(Data extracted from a collection):
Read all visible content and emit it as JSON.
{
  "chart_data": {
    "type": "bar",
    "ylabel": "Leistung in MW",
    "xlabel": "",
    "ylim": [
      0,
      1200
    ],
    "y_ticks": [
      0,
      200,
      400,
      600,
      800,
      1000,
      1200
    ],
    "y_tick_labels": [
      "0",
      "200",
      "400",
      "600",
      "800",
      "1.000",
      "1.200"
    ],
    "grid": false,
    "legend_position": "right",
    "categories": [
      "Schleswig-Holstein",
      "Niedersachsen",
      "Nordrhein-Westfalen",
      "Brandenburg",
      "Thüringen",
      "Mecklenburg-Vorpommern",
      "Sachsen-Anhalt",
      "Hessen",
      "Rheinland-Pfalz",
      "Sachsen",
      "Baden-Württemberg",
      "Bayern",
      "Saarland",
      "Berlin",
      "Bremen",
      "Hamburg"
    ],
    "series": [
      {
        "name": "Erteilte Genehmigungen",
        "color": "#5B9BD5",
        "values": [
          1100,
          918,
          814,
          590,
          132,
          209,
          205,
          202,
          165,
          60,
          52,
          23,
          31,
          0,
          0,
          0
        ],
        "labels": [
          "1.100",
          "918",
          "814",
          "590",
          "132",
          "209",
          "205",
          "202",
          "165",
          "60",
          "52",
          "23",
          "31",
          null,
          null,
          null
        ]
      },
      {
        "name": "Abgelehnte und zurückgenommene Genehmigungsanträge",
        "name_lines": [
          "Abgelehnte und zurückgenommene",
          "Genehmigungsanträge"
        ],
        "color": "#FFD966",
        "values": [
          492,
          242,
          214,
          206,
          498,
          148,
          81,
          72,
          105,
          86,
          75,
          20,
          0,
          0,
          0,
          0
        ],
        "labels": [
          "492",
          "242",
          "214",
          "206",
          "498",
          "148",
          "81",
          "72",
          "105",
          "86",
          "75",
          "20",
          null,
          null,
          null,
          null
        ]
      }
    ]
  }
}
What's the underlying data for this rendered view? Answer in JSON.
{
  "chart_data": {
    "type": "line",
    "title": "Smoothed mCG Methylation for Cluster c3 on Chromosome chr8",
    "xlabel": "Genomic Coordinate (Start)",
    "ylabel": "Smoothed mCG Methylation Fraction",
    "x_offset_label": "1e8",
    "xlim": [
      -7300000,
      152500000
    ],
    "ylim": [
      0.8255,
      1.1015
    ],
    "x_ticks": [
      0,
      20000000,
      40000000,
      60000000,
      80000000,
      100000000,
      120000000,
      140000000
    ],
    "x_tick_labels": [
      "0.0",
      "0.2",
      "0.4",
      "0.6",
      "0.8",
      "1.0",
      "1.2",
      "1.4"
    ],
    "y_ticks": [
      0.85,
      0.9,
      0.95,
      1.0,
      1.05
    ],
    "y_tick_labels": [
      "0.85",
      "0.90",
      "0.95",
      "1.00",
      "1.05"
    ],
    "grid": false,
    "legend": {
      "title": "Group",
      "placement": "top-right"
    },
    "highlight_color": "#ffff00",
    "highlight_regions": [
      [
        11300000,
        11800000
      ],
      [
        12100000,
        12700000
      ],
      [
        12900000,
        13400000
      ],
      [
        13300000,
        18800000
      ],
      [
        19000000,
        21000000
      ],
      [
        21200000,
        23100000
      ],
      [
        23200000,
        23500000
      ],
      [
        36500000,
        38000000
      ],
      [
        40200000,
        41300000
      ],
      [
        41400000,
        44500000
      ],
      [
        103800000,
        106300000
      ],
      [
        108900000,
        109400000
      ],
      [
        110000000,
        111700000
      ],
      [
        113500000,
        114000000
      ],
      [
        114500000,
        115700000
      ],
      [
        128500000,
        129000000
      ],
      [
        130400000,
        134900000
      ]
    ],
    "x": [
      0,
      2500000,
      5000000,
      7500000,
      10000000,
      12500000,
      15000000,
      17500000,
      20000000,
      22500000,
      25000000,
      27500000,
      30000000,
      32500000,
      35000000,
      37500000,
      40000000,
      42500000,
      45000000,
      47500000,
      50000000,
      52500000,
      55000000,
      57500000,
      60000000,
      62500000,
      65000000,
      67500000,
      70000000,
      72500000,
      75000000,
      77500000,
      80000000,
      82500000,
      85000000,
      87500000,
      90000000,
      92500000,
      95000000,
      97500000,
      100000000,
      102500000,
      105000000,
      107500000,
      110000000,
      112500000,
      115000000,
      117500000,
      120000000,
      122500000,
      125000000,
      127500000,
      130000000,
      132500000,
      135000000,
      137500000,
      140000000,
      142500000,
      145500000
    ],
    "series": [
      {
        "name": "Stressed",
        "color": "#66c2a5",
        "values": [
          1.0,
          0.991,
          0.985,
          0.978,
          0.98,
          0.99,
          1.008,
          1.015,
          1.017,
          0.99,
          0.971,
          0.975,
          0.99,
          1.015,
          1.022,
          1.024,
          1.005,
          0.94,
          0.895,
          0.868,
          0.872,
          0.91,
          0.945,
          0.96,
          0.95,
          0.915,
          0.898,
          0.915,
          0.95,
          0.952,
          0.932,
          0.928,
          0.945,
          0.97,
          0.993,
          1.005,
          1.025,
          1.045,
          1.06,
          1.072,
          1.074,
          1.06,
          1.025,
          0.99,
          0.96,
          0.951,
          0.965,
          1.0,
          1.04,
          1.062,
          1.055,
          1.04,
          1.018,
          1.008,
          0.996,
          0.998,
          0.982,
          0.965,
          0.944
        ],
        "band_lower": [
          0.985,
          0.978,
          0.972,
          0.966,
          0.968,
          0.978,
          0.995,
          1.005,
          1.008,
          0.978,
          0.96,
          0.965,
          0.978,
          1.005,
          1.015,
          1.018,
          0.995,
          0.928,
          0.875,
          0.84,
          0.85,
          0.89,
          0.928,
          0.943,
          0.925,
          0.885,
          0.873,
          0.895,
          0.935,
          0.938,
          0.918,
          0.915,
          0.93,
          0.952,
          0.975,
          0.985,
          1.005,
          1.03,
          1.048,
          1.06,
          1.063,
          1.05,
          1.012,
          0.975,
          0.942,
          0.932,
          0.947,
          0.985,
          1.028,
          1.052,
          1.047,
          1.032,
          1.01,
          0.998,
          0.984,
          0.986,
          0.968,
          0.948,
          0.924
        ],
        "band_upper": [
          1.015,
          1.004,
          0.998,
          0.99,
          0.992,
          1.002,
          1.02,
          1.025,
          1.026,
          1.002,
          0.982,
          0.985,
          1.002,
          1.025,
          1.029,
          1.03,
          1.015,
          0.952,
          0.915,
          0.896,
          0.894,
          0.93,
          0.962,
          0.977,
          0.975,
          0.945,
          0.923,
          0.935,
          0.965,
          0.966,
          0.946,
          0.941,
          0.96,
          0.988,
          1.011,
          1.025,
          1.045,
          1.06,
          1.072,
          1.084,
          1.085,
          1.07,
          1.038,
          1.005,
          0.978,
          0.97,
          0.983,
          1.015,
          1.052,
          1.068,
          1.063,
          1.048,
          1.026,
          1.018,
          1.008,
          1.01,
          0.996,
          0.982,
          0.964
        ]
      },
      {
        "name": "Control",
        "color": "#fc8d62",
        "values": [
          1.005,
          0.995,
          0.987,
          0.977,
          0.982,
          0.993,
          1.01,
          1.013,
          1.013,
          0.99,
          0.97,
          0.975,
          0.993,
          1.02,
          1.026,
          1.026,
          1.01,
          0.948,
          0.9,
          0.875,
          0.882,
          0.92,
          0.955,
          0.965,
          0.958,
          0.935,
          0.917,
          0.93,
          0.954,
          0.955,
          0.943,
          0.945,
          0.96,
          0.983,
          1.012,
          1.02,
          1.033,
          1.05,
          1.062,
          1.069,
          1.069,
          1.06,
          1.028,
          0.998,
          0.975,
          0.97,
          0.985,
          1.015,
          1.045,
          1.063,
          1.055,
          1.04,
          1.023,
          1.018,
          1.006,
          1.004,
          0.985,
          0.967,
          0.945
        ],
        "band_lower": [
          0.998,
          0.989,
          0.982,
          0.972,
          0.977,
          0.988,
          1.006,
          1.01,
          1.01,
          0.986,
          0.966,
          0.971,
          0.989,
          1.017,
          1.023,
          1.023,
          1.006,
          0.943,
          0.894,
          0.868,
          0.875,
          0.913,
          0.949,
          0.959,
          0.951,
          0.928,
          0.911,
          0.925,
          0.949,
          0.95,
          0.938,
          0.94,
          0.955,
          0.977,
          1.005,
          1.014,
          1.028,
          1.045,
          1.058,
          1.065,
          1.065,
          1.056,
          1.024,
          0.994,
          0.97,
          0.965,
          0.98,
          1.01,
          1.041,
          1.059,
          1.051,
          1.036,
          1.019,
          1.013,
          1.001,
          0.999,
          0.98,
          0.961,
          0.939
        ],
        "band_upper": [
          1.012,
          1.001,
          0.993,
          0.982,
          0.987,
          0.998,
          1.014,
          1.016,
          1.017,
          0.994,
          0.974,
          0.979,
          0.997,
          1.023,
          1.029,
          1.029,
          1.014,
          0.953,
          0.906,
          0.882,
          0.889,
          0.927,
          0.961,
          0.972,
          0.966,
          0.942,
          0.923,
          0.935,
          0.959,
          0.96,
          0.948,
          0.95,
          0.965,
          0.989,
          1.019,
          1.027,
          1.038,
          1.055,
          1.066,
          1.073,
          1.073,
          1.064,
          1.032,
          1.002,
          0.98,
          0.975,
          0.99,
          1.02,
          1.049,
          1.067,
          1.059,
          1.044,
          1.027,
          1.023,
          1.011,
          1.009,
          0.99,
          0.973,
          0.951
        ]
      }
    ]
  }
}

(WHAT YOU ARE ASKED TO DO):
Determine how many lines of the data above contain the string "right", and give the result with nothing else.

(FINISHED TASK):
2